Aim of the task: Rewrite the listing below with every "table-cell" changed to "grid-cell" and nothing else altered.

────────────────────────────────────────

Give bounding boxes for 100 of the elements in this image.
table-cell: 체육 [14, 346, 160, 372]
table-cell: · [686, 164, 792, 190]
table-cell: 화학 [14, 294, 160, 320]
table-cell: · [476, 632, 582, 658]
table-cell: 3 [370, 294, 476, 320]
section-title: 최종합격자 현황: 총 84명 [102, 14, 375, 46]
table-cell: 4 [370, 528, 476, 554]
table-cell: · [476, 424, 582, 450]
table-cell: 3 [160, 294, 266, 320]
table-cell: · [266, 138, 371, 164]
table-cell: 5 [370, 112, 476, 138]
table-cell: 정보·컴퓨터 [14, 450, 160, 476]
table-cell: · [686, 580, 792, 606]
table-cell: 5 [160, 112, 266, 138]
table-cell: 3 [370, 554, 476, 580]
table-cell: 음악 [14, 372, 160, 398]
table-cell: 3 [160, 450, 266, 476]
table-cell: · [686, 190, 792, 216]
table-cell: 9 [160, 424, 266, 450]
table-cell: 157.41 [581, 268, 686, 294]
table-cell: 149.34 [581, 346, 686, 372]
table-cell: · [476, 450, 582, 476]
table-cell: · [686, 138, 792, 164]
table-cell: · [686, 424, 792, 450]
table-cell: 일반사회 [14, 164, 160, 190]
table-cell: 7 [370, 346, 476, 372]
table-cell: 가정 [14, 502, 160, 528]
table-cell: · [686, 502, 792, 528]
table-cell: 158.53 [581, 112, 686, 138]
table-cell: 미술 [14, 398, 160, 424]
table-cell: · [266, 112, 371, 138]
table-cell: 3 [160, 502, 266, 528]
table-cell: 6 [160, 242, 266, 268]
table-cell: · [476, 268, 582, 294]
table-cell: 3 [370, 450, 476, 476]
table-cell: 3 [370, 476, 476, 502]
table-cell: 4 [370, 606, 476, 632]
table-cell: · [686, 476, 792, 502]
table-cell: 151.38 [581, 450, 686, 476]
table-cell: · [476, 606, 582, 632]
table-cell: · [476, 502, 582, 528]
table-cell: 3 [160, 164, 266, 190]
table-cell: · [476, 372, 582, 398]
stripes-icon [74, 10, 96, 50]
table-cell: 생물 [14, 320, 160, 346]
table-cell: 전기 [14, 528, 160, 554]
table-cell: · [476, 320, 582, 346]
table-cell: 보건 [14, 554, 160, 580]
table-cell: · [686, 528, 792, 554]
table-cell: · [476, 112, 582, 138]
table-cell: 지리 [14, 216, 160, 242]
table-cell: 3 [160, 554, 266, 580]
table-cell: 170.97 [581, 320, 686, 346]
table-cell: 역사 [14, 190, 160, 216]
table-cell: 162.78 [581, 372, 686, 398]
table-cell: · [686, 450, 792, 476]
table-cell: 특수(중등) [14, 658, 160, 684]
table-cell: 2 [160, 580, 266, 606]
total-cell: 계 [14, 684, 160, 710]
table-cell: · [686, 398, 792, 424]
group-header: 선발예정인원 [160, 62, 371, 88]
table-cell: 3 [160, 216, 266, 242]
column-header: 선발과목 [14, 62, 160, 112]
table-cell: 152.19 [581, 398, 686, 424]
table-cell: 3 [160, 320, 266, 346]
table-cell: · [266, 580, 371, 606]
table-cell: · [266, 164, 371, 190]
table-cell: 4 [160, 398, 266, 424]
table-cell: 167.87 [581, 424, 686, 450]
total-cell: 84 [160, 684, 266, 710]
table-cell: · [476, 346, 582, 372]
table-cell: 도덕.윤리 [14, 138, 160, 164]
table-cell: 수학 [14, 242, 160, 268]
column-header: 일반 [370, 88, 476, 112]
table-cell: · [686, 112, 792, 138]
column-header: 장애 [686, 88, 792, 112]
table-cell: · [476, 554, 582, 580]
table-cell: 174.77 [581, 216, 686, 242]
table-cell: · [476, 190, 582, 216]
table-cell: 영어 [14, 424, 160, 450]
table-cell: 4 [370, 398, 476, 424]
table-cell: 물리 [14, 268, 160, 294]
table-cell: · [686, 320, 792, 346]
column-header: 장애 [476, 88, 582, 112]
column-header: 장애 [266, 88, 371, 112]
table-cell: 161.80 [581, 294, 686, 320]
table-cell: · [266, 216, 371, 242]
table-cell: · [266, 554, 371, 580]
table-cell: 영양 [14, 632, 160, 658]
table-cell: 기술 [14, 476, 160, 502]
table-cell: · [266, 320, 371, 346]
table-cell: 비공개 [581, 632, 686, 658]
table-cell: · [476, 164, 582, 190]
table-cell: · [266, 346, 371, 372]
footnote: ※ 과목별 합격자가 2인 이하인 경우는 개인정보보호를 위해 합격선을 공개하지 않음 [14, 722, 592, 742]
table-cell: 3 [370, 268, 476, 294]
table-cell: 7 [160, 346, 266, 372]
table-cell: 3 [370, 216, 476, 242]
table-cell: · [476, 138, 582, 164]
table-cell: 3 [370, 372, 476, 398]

────────────────────────────────────────

Written response:
Give bounding boxes for 100 of the elements in this image.
grid-cell: 체육 [14, 346, 160, 372]
grid-cell: · [686, 164, 792, 190]
grid-cell: 화학 [14, 294, 160, 320]
grid-cell: · [476, 632, 582, 658]
grid-cell: 3 [370, 294, 476, 320]
section-title: 최종합격자 현황: 총 84명 [102, 14, 375, 46]
grid-cell: 4 [370, 528, 476, 554]
grid-cell: · [476, 424, 582, 450]
grid-cell: 3 [160, 294, 266, 320]
grid-cell: · [266, 138, 371, 164]
grid-cell: 5 [370, 112, 476, 138]
grid-cell: 정보·컴퓨터 [14, 450, 160, 476]
grid-cell: · [686, 580, 792, 606]
grid-cell: 5 [160, 112, 266, 138]
grid-cell: 3 [370, 554, 476, 580]
grid-cell: 음악 [14, 372, 160, 398]
grid-cell: 3 [160, 450, 266, 476]
grid-cell: · [686, 190, 792, 216]
grid-cell: 9 [160, 424, 266, 450]
grid-cell: 157.41 [581, 268, 686, 294]
grid-cell: 149.34 [581, 346, 686, 372]
grid-cell: · [476, 450, 582, 476]
grid-cell: · [686, 138, 792, 164]
grid-cell: · [686, 424, 792, 450]
grid-cell: 일반사회 [14, 164, 160, 190]
grid-cell: 7 [370, 346, 476, 372]
grid-cell: 가정 [14, 502, 160, 528]
grid-cell: · [686, 502, 792, 528]
grid-cell: 158.53 [581, 112, 686, 138]
grid-cell: 미술 [14, 398, 160, 424]
grid-cell: · [266, 112, 371, 138]
grid-cell: 3 [160, 502, 266, 528]
grid-cell: 6 [160, 242, 266, 268]
grid-cell: · [476, 268, 582, 294]
grid-cell: 3 [370, 450, 476, 476]
grid-cell: 3 [370, 476, 476, 502]
grid-cell: 4 [370, 606, 476, 632]
grid-cell: · [686, 476, 792, 502]
grid-cell: 151.38 [581, 450, 686, 476]
grid-cell: · [476, 606, 582, 632]
grid-cell: · [476, 502, 582, 528]
grid-cell: 3 [160, 164, 266, 190]
grid-cell: · [476, 372, 582, 398]
stripes-icon [74, 10, 96, 50]
grid-cell: 생물 [14, 320, 160, 346]
grid-cell: 전기 [14, 528, 160, 554]
grid-cell: · [476, 320, 582, 346]
grid-cell: 보건 [14, 554, 160, 580]
grid-cell: · [686, 528, 792, 554]
grid-cell: · [476, 112, 582, 138]
grid-cell: 지리 [14, 216, 160, 242]
grid-cell: 3 [160, 554, 266, 580]
grid-cell: 170.97 [581, 320, 686, 346]
grid-cell: 역사 [14, 190, 160, 216]
grid-cell: 162.78 [581, 372, 686, 398]
grid-cell: · [686, 450, 792, 476]
grid-cell: 특수(중등) [14, 658, 160, 684]
grid-cell: 2 [160, 580, 266, 606]
total-cell: 계 [14, 684, 160, 710]
grid-cell: · [686, 398, 792, 424]
group-header: 선발예정인원 [160, 62, 371, 88]
grid-cell: 3 [160, 216, 266, 242]
column-header: 선발과목 [14, 62, 160, 112]
grid-cell: 152.19 [581, 398, 686, 424]
grid-cell: 3 [160, 320, 266, 346]
grid-cell: · [266, 580, 371, 606]
grid-cell: · [266, 164, 371, 190]
grid-cell: 4 [160, 398, 266, 424]
grid-cell: 167.87 [581, 424, 686, 450]
total-cell: 84 [160, 684, 266, 710]
grid-cell: · [476, 346, 582, 372]
grid-cell: 도덕.윤리 [14, 138, 160, 164]
grid-cell: 수학 [14, 242, 160, 268]
column-header: 일반 [370, 88, 476, 112]
grid-cell: · [686, 112, 792, 138]
column-header: 장애 [686, 88, 792, 112]
grid-cell: · [476, 554, 582, 580]
grid-cell: 174.77 [581, 216, 686, 242]
grid-cell: · [476, 190, 582, 216]
grid-cell: 영어 [14, 424, 160, 450]
grid-cell: 4 [370, 398, 476, 424]
grid-cell: 물리 [14, 268, 160, 294]
grid-cell: · [686, 320, 792, 346]
column-header: 장애 [476, 88, 582, 112]
column-header: 장애 [266, 88, 371, 112]
grid-cell: 161.80 [581, 294, 686, 320]
grid-cell: · [266, 216, 371, 242]
grid-cell: · [266, 554, 371, 580]
grid-cell: 영양 [14, 632, 160, 658]
grid-cell: 기술 [14, 476, 160, 502]
grid-cell: · [266, 320, 371, 346]
grid-cell: 비공개 [581, 632, 686, 658]
grid-cell: · [476, 164, 582, 190]
grid-cell: · [266, 346, 371, 372]
footnote: ※ 과목별 합격자가 2인 이하인 경우는 개인정보보호를 위해 합격선을 공개하지 않음 [14, 722, 592, 742]
grid-cell: 3 [370, 268, 476, 294]
grid-cell: 7 [160, 346, 266, 372]
grid-cell: 3 [370, 216, 476, 242]
grid-cell: · [476, 138, 582, 164]
grid-cell: 3 [370, 372, 476, 398]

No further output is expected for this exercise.